▶ The problem: Copy each line that contains the string "text".

▶ Data listing:
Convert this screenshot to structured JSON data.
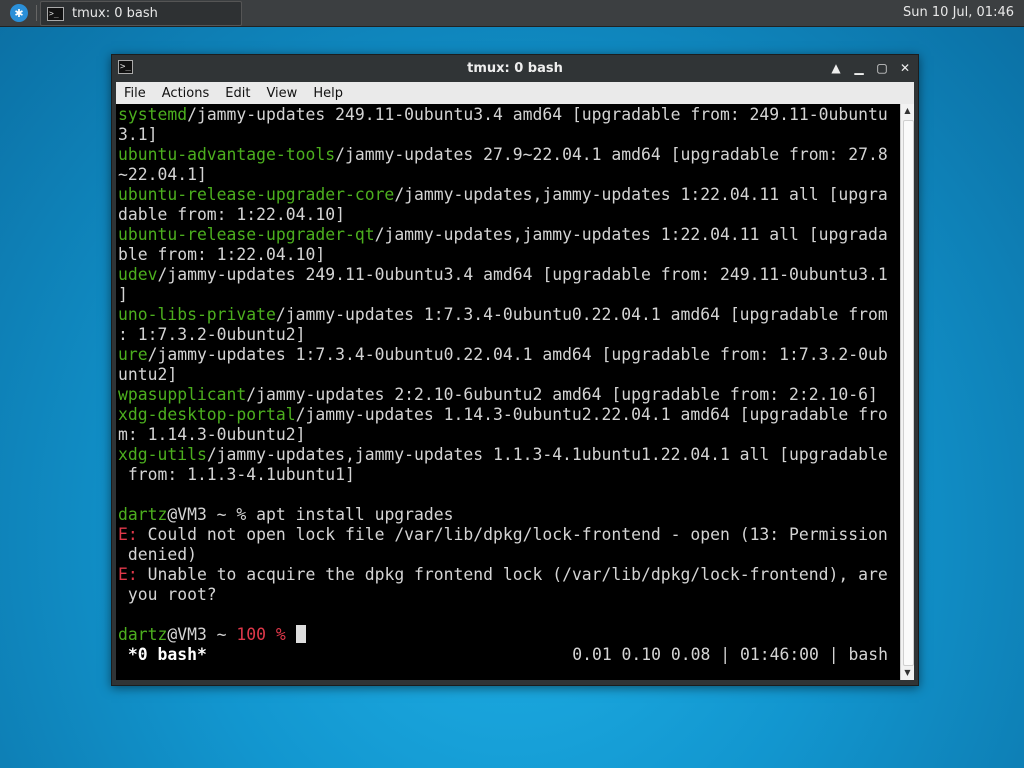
{
  "panel": {
    "task_title": "tmux: 0 bash",
    "clock": "Sun 10 Jul, 01:46"
  },
  "window": {
    "title": "tmux: 0 bash",
    "menu": [
      "File",
      "Actions",
      "Edit",
      "View",
      "Help"
    ]
  },
  "terminal": {
    "lines": [
      {
        "pkg": "systemd",
        "rest": "/jammy-updates 249.11-0ubuntu3.4 amd64 [upgradable from: 249.11-0ubuntu"
      },
      {
        "pkg": "",
        "rest": "3.1]"
      },
      {
        "pkg": "ubuntu-advantage-tools",
        "rest": "/jammy-updates 27.9~22.04.1 amd64 [upgradable from: 27.8"
      },
      {
        "pkg": "",
        "rest": "~22.04.1]"
      },
      {
        "pkg": "ubuntu-release-upgrader-core",
        "rest": "/jammy-updates,jammy-updates 1:22.04.11 all [upgra"
      },
      {
        "pkg": "",
        "rest": "dable from: 1:22.04.10]"
      },
      {
        "pkg": "ubuntu-release-upgrader-qt",
        "rest": "/jammy-updates,jammy-updates 1:22.04.11 all [upgrada"
      },
      {
        "pkg": "",
        "rest": "ble from: 1:22.04.10]"
      },
      {
        "pkg": "udev",
        "rest": "/jammy-updates 249.11-0ubuntu3.4 amd64 [upgradable from: 249.11-0ubuntu3.1"
      },
      {
        "pkg": "",
        "rest": "]"
      },
      {
        "pkg": "uno-libs-private",
        "rest": "/jammy-updates 1:7.3.4-0ubuntu0.22.04.1 amd64 [upgradable from"
      },
      {
        "pkg": "",
        "rest": ": 1:7.3.2-0ubuntu2]"
      },
      {
        "pkg": "ure",
        "rest": "/jammy-updates 1:7.3.4-0ubuntu0.22.04.1 amd64 [upgradable from: 1:7.3.2-0ub"
      },
      {
        "pkg": "",
        "rest": "untu2]"
      },
      {
        "pkg": "wpasupplicant",
        "rest": "/jammy-updates 2:2.10-6ubuntu2 amd64 [upgradable from: 2:2.10-6]"
      },
      {
        "pkg": "xdg-desktop-portal",
        "rest": "/jammy-updates 1.14.3-0ubuntu2.22.04.1 amd64 [upgradable fro"
      },
      {
        "pkg": "",
        "rest": "m: 1.14.3-0ubuntu2]"
      },
      {
        "pkg": "xdg-utils",
        "rest": "/jammy-updates,jammy-updates 1.1.3-4.1ubuntu1.22.04.1 all [upgradable"
      },
      {
        "pkg": "",
        "rest": " from: 1.1.3-4.1ubuntu1]"
      }
    ],
    "prompt1": {
      "user": "dartz",
      "host": "@VM3 ~ % ",
      "cmd": "apt install upgrades"
    },
    "errors": [
      {
        "tag": "E:",
        "text": " Could not open lock file /var/lib/dpkg/lock-frontend - open (13: Permission"
      },
      {
        "tag": "",
        "text": " denied)"
      },
      {
        "tag": "E:",
        "text": " Unable to acquire the dpkg frontend lock (/var/lib/dpkg/lock-frontend), are"
      },
      {
        "tag": "",
        "text": " you root?"
      }
    ],
    "prompt2": {
      "user": "dartz",
      "host": "@VM3 ~ ",
      "status": "100 %",
      "trail": " "
    },
    "statusbar": {
      "left": " *0 bash*",
      "right": "0.01 0.10 0.08 | 01:46:00 | bash"
    }
  }
}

▶ Solution to this task:
        "text": " Could not open lock file /var/lib/dpkg/lock-frontend - open (13: Permission"
        "text": " denied)"
        "text": " Unable to acquire the dpkg frontend lock (/var/lib/dpkg/lock-frontend), are"
        "text": " you root?"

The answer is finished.